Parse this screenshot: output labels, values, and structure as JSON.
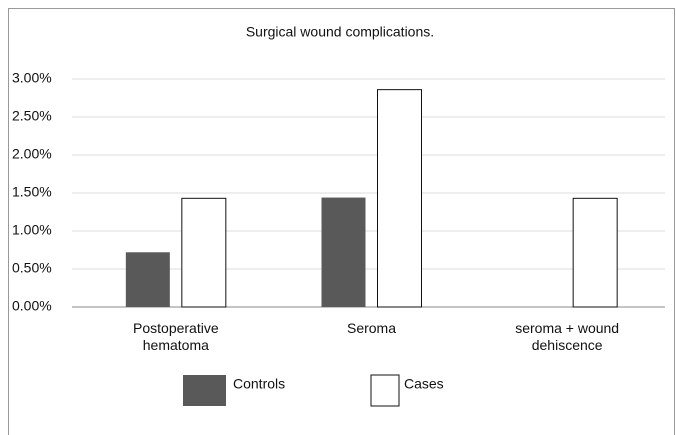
{
  "chart_data": {
    "type": "bar",
    "title": "Surgical wound complications.",
    "categories": [
      "Postoperative hematoma",
      "Seroma",
      "seroma + wound dehiscence"
    ],
    "series": [
      {
        "name": "Controls",
        "color": "#595959",
        "values": [
          0.72,
          1.44,
          0
        ]
      },
      {
        "name": "Cases",
        "color": "#ffffff",
        "values": [
          1.43,
          2.86,
          1.43
        ]
      }
    ],
    "ylim": [
      0,
      3
    ],
    "yticks": [
      {
        "value": 0,
        "label": "0.00%"
      },
      {
        "value": 0.5,
        "label": "0.50%"
      },
      {
        "value": 1,
        "label": "1.00%"
      },
      {
        "value": 1.5,
        "label": "1.50%"
      },
      {
        "value": 2,
        "label": "2.00%"
      },
      {
        "value": 2.5,
        "label": "2.50%"
      },
      {
        "value": 3,
        "label": "3.00%"
      }
    ],
    "grid": true
  }
}
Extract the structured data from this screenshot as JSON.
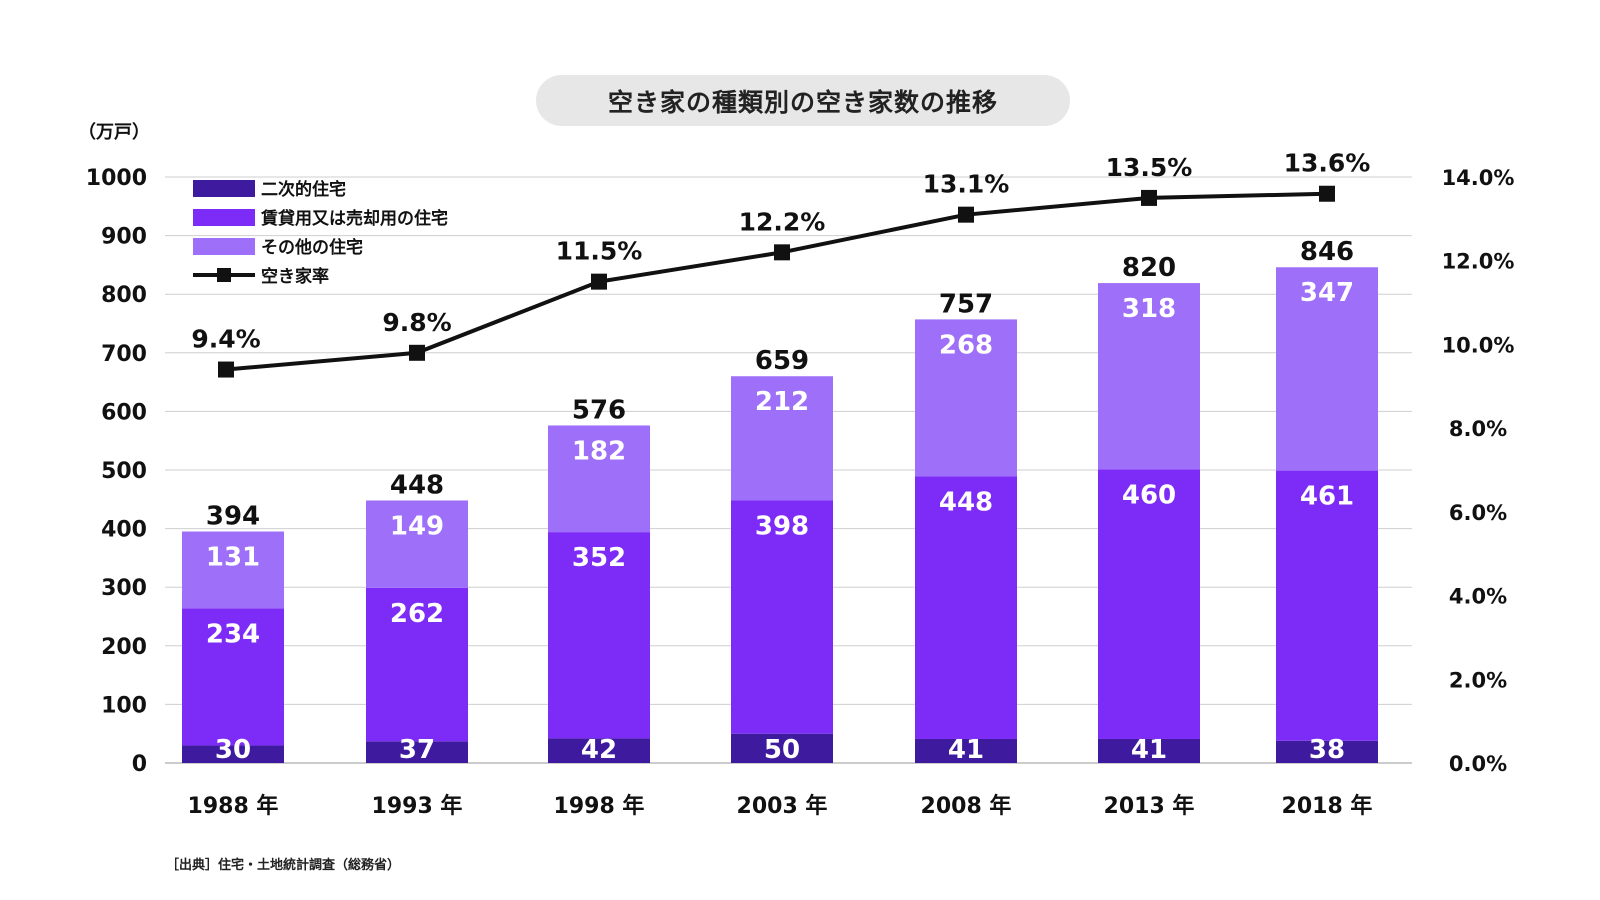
{
  "title": "空き家の種類別の空き家数の推移",
  "source": "［出典］住宅・土地統計調査（総務省）",
  "colors": {
    "secondary": "#3e1b9e",
    "rental": "#7d2cf7",
    "other": "#9e6ff8",
    "rate": "#111111",
    "grid": "#cfcfcf"
  },
  "chart_data": {
    "type": "bar",
    "stacked": true,
    "title": "空き家の種類別の空き家数の推移",
    "categories": [
      "1988 年",
      "1993 年",
      "1998 年",
      "2003 年",
      "2008 年",
      "2013 年",
      "2018 年"
    ],
    "y_unit_label": "（万戸）",
    "ylim": [
      0,
      1000
    ],
    "y_ticks": [
      0,
      100,
      200,
      300,
      400,
      500,
      600,
      700,
      800,
      900,
      1000
    ],
    "y2lim": [
      0,
      14
    ],
    "y2_ticks": [
      "0.0%",
      "2.0%",
      "4.0%",
      "6.0%",
      "8.0%",
      "10.0%",
      "12.0%",
      "14.0%"
    ],
    "grid": true,
    "legend_position": "top-left",
    "series": [
      {
        "name": "二次的住宅",
        "values": [
          30,
          37,
          42,
          50,
          41,
          41,
          38
        ]
      },
      {
        "name": "賃貸用又は売却用の住宅",
        "values": [
          234,
          262,
          352,
          398,
          448,
          460,
          461
        ]
      },
      {
        "name": "その他の住宅",
        "values": [
          131,
          149,
          182,
          212,
          268,
          318,
          347
        ]
      }
    ],
    "totals": [
      394,
      448,
      576,
      659,
      757,
      820,
      846
    ],
    "line_series": {
      "name": "空き家率",
      "axis": "right",
      "values": [
        9.4,
        9.8,
        11.5,
        12.2,
        13.1,
        13.5,
        13.6
      ],
      "labels": [
        "9.4%",
        "9.8%",
        "11.5%",
        "12.2%",
        "13.1%",
        "13.5%",
        "13.6%"
      ]
    }
  }
}
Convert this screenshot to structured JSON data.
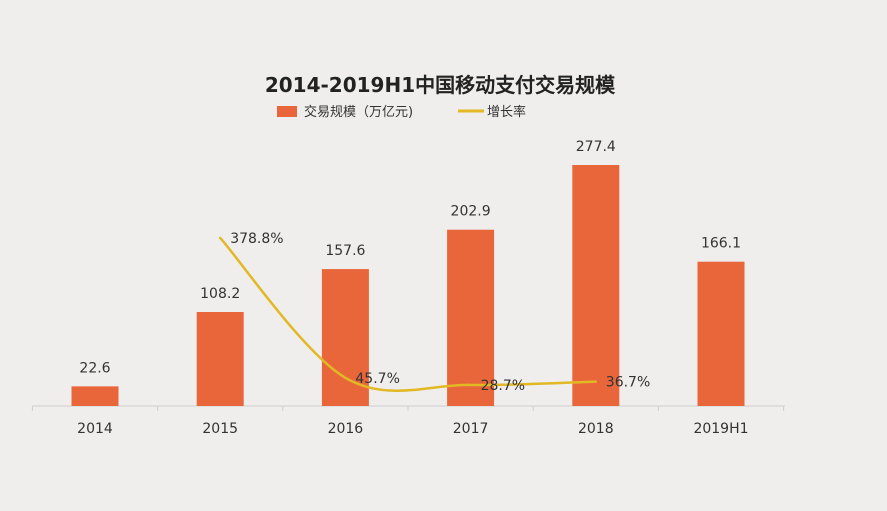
{
  "chart_data": {
    "type": "bar",
    "title": "2014-2019H1中国移动支付交易规模",
    "categories": [
      "2014",
      "2015",
      "2016",
      "2017",
      "2018",
      "2019H1"
    ],
    "series": [
      {
        "name": "交易规模（万亿元)",
        "type": "bar",
        "color": "#e8663a",
        "values": [
          22.6,
          108.2,
          157.6,
          202.9,
          277.4,
          166.1
        ],
        "labels": [
          "22.6",
          "108.2",
          "157.6",
          "202.9",
          "277.4",
          "166.1"
        ]
      },
      {
        "name": "增长率",
        "type": "line",
        "color": "#e2b825",
        "x": [
          "2015",
          "2016",
          "2017",
          "2018"
        ],
        "values": [
          378.8,
          45.7,
          28.7,
          36.7
        ],
        "labels": [
          "378.8%",
          "45.7%",
          "28.7%",
          "36.7%"
        ]
      }
    ],
    "ylim": [
      0,
      300
    ],
    "grid": false,
    "legend_position": "top-center"
  }
}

# What you will do
Pull out every line holding "空き家の種類別の空き家数の推移" from the records above, and copy it.

# Solved exercise
  "title": "空き家の種類別の空き家数の推移",
    "title": "空き家の種類別の空き家数の推移",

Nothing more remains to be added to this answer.